» **WHAT IS ASKED**
Write every record out again exactly, and keep images out of it.
>> Start GIVEN DATA
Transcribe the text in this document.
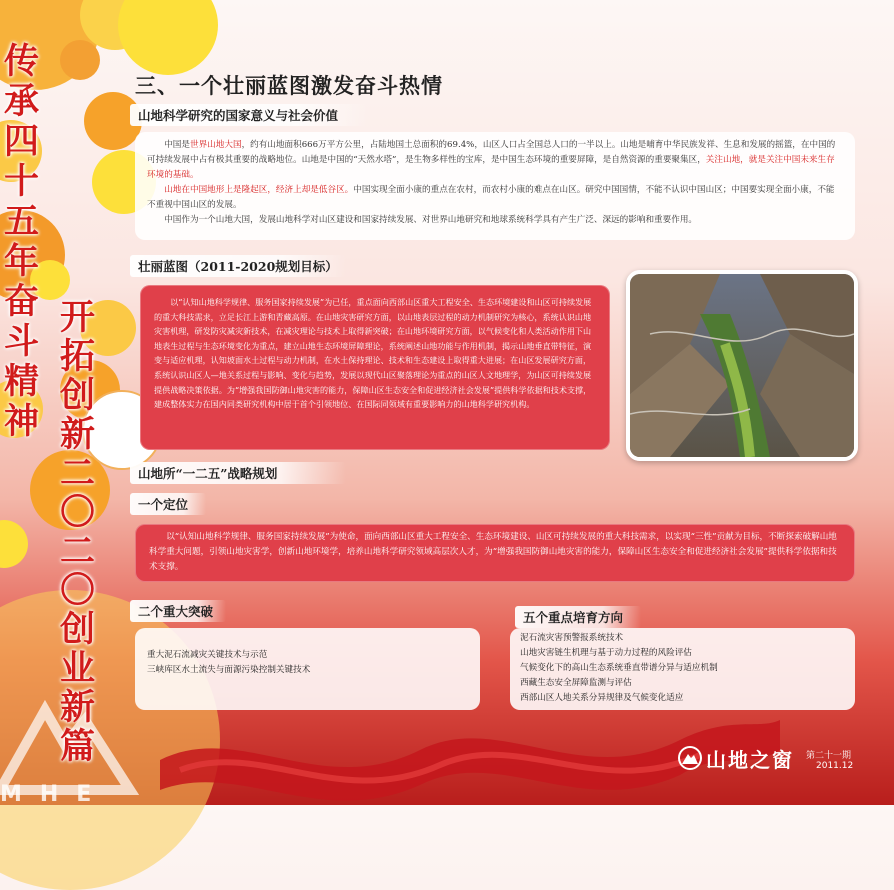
MHE
传
承
四
十
五
年
奋
斗
精
神
开
拓
创
新
二
〇
二
〇
创
业
新
篇
三、一个壮丽蓝图激发奋斗热情
山地科学研究的国家意义与社会价值

中国是世界山地大国，约有山地面积666万平方公里，占陆地国土总面积的69.4%，山区人口占全国总人口的一半以上。山地是哺育中华民族发祥、生息和发展的摇篮，在中国的可持续发展中占有极其重要的战略地位。山地是中国的“天然水塔”，是生物多样性的宝库，是中国生态环境的重要屏障，是自然资源的重要聚集区，关注山地，就是关注中国未来生存环境的基础。

山地在中国地形上是隆起区，经济上却是低谷区。中国实现全面小康的重点在农村，而农村小康的难点在山区。研究中国国情，不能不认识中国山区；中国要实现全面小康，不能不重视中国山区的发展。

中国作为一个山地大国，发展山地科学对山区建设和国家持续发展、对世界山地研究和地球系统科学具有产生广泛、深远的影响和重要作用。

壮丽蓝图（2011-2020规划目标）

以“认知山地科学规律、服务国家持续发展”为已任，重点面向西部山区重大工程安全、生态环境建设和山区可持续发展的重大科技需求，立足长江上游和青藏高原。在山地灾害研究方面，以山地表层过程的动力机制研究为核心，系统认识山地灾害机理，研发防灾减灾新技术，在减灾理论与技术上取得新突破；在山地环境研究方面，以气候变化和人类活动作用下山地表生过程与生态环境变化为重点，建立山地生态环境屏障理论，系统阐述山地功能与作用机制，揭示山地垂直带特征，演变与适应机理，认知坡面水土过程与动力机制，在水土保持理论、技术和生态建设上取得重大进展；在山区发展研究方面，系统认识山区人—地关系过程与影响、变化与趋势，发展以现代山区聚落理论为重点的山区人文地理学，为山区可持续发展提供战略决策依据。为“增强我国防御山地灾害的能力，保障山区生态安全和促进经济社会发展”提供科学依据和技术支撑，建成整体实力在国内同类研究机构中居于首个引领地位、在国际同领域有重要影响力的山地科学研究机构。

山地所“一二五”战略规划
一个定位

以“认知山地科学规律、服务国家持续发展”为使命，面向西部山区重大工程安全、生态环境建设、山区可持续发展的重大科技需求，以实现“三性”贡献为目标，不断探索破解山地科学重大问题，引领山地灾害学，创新山地环境学，培养山地科学研究领域高层次人才，为“增强我国防御山地灾害的能力，保障山区生态安全和促进经济社会发展”提供科学依据和技术支撑。

二个重大突破
重大泥石流减灾关键技术与示范
三峡库区水土流失与面源污染控制关键技术
五个重点培育方向
泥石流灾害预警报系统技术
山地灾害链生机理与基于动力过程的风险评估
气候变化下的高山生态系统垂直带谱分异与适应机制
西藏生态安全屏障监测与评估
西部山区人地关系分异规律及气候变化适应
山地之窗 第二十一期
2011.12
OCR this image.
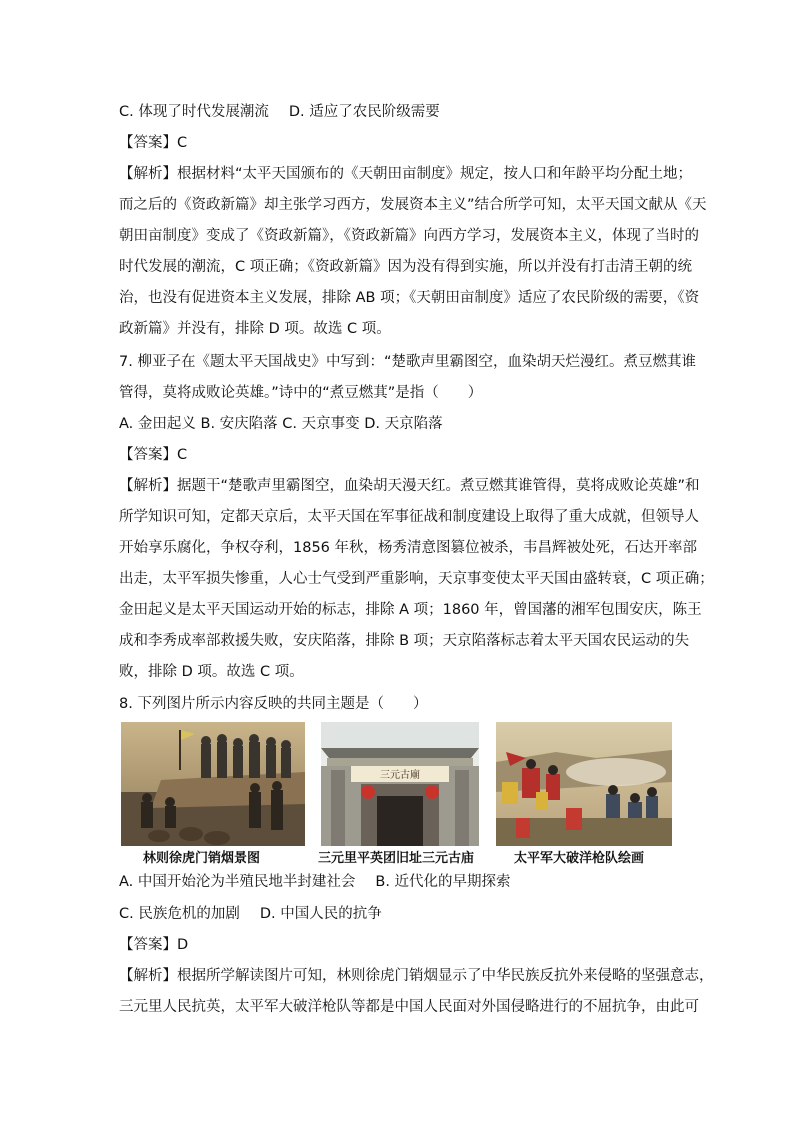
C. 体现了时代发展潮流 D. 适应了农民阶级需要
【答案】C
【解析】根据材料“太平天国颁布的《天朝田亩制度》规定，按人口和年龄平均分配土地；
而之后的《资政新篇》却主张学习西方，发展资本主义”结合所学可知，太平天国文献从《天
朝田亩制度》变成了《资政新篇》，《资政新篇》向西方学习，发展资本主义，体现了当时的
时代发展的潮流，C 项正确；《资政新篇》因为没有得到实施，所以并没有打击清王朝的统
治，也没有促进资本主义发展，排除 AB 项；《天朝田亩制度》适应了农民阶级的需要，《资
政新篇》并没有，排除 D 项。故选 C 项。
7. 柳亚子在《题太平天国战史》中写到：“楚歌声里霸图空，血染胡天烂漫红。煮豆燃萁谁
管得，莫将成败论英雄。”诗中的“煮豆燃萁”是指（　　）
A. 金田起义 B. 安庆陷落 C. 天京事变 D. 天京陷落
【答案】C
【解析】据题干“楚歌声里霸图空，血染胡天漫天红。煮豆燃萁谁管得，莫将成败论英雄”和
所学知识可知，定都天京后，太平天国在军事征战和制度建设上取得了重大成就，但领导人
开始享乐腐化，争权夺利，1856 年秋，杨秀清意图篡位被杀，韦昌辉被处死，石达开率部
出走，太平军损失惨重，人心士气受到严重影响，天京事变使太平天国由盛转衰，C 项正确；
金田起义是太平天国运动开始的标志，排除 A 项；1860 年，曾国藩的湘军包围安庆，陈王
成和李秀成率部救援失败，安庆陷落，排除 B 项；天京陷落标志着太平天国农民运动的失
败，排除 D 项。故选 C 项。
8. 下列图片所示内容反映的共同主题是（　　）
林则徐虎门销烟景图
三元古廟
三元里平英团旧址三元古庙	太平军大破洋枪队绘画
A. 中国开始沦为半殖民地半封建社会 B. 近代化的早期探索
C. 民族危机的加剧 D. 中国人民的抗争
【答案】D
【解析】根据所学解读图片可知，林则徐虎门销烟显示了中华民族反抗外来侵略的坚强意志，
三元里人民抗英，太平军大破洋枪队等都是中国人民面对外国侵略进行的不屈抗争，由此可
>> End GIVEN DATA
» **SOLUTION FOR THIS PROBLEM**
Transcribe the text in this document.
MHE
传
承
四
十
五
年
奋
斗
精
神
开
拓
创
新
二
〇
二
〇
创
业
新
篇
三、一个壮丽蓝图激发奋斗热情
山地科学研究的国家意义与社会价值

中国是世界山地大国，约有山地面积666万平方公里，占陆地国土总面积的69.4%，山区人口占全国总人口的一半以上。山地是哺育中华民族发祥、生息和发展的摇篮，在中国的可持续发展中占有极其重要的战略地位。山地是中国的“天然水塔”，是生物多样性的宝库，是中国生态环境的重要屏障，是自然资源的重要聚集区，关注山地，就是关注中国未来生存环境的基础。

山地在中国地形上是隆起区，经济上却是低谷区。中国实现全面小康的重点在农村，而农村小康的难点在山区。研究中国国情，不能不认识中国山区；中国要实现全面小康，不能不重视中国山区的发展。

中国作为一个山地大国，发展山地科学对山区建设和国家持续发展、对世界山地研究和地球系统科学具有产生广泛、深远的影响和重要作用。

壮丽蓝图（2011-2020规划目标）

以“认知山地科学规律、服务国家持续发展”为已任，重点面向西部山区重大工程安全、生态环境建设和山区可持续发展的重大科技需求，立足长江上游和青藏高原。在山地灾害研究方面，以山地表层过程的动力机制研究为核心，系统认识山地灾害机理，研发防灾减灾新技术，在减灾理论与技术上取得新突破；在山地环境研究方面，以气候变化和人类活动作用下山地表生过程与生态环境变化为重点，建立山地生态环境屏障理论，系统阐述山地功能与作用机制，揭示山地垂直带特征，演变与适应机理，认知坡面水土过程与动力机制，在水土保持理论、技术和生态建设上取得重大进展；在山区发展研究方面，系统认识山区人—地关系过程与影响、变化与趋势，发展以现代山区聚落理论为重点的山区人文地理学，为山区可持续发展提供战略决策依据。为“增强我国防御山地灾害的能力，保障山区生态安全和促进经济社会发展”提供科学依据和技术支撑，建成整体实力在国内同类研究机构中居于首个引领地位、在国际同领域有重要影响力的山地科学研究机构。

山地所“一二五”战略规划
一个定位

以“认知山地科学规律、服务国家持续发展”为使命，面向西部山区重大工程安全、生态环境建设、山区可持续发展的重大科技需求，以实现“三性”贡献为目标，不断探索破解山地科学重大问题，引领山地灾害学，创新山地环境学，培养山地科学研究领域高层次人才，为“增强我国防御山地灾害的能力，保障山区生态安全和促进经济社会发展”提供科学依据和技术支撑。

二个重大突破
重大泥石流减灾关键技术与示范
三峡库区水土流失与面源污染控制关键技术
五个重点培育方向
泥石流灾害预警报系统技术
山地灾害链生机理与基于动力过程的风险评估
气候变化下的高山生态系统垂直带谱分异与适应机制
西藏生态安全屏障监测与评估
西部山区人地关系分异规律及气候变化适应
山地之窗 第二十一期
2011.12
OCR this image.
C. 体现了时代发展潮流 D. 适应了农民阶级需要
【答案】C
【解析】根据材料“太平天国颁布的《天朝田亩制度》规定，按人口和年龄平均分配土地；
而之后的《资政新篇》却主张学习西方，发展资本主义”结合所学可知，太平天国文献从《天
朝田亩制度》变成了《资政新篇》，《资政新篇》向西方学习，发展资本主义，体现了当时的
时代发展的潮流，C 项正确；《资政新篇》因为没有得到实施，所以并没有打击清王朝的统
治，也没有促进资本主义发展，排除 AB 项；《天朝田亩制度》适应了农民阶级的需要，《资
政新篇》并没有，排除 D 项。故选 C 项。
7. 柳亚子在《题太平天国战史》中写到：“楚歌声里霸图空，血染胡天烂漫红。煮豆燃萁谁
管得，莫将成败论英雄。”诗中的“煮豆燃萁”是指（　　）
A. 金田起义 B. 安庆陷落 C. 天京事变 D. 天京陷落
【答案】C
【解析】据题干“楚歌声里霸图空，血染胡天漫天红。煮豆燃萁谁管得，莫将成败论英雄”和
所学知识可知，定都天京后，太平天国在军事征战和制度建设上取得了重大成就，但领导人
开始享乐腐化，争权夺利，1856 年秋，杨秀清意图篡位被杀，韦昌辉被处死，石达开率部
出走，太平军损失惨重，人心士气受到严重影响，天京事变使太平天国由盛转衰，C 项正确；
金田起义是太平天国运动开始的标志，排除 A 项；1860 年，曾国藩的湘军包围安庆，陈王
成和李秀成率部救援失败，安庆陷落，排除 B 项；天京陷落标志着太平天国农民运动的失
败，排除 D 项。故选 C 项。
8. 下列图片所示内容反映的共同主题是（　　）
林则徐虎门销烟景图
三元古廟
三元里平英团旧址三元古庙	太平军大破洋枪队绘画
A. 中国开始沦为半殖民地半封建社会 B. 近代化的早期探索
C. 民族危机的加剧 D. 中国人民的抗争
【答案】D
【解析】根据所学解读图片可知，林则徐虎门销烟显示了中华民族反抗外来侵略的坚强意志，
三元里人民抗英，太平军大破洋枪队等都是中国人民面对外国侵略进行的不屈抗争，由此可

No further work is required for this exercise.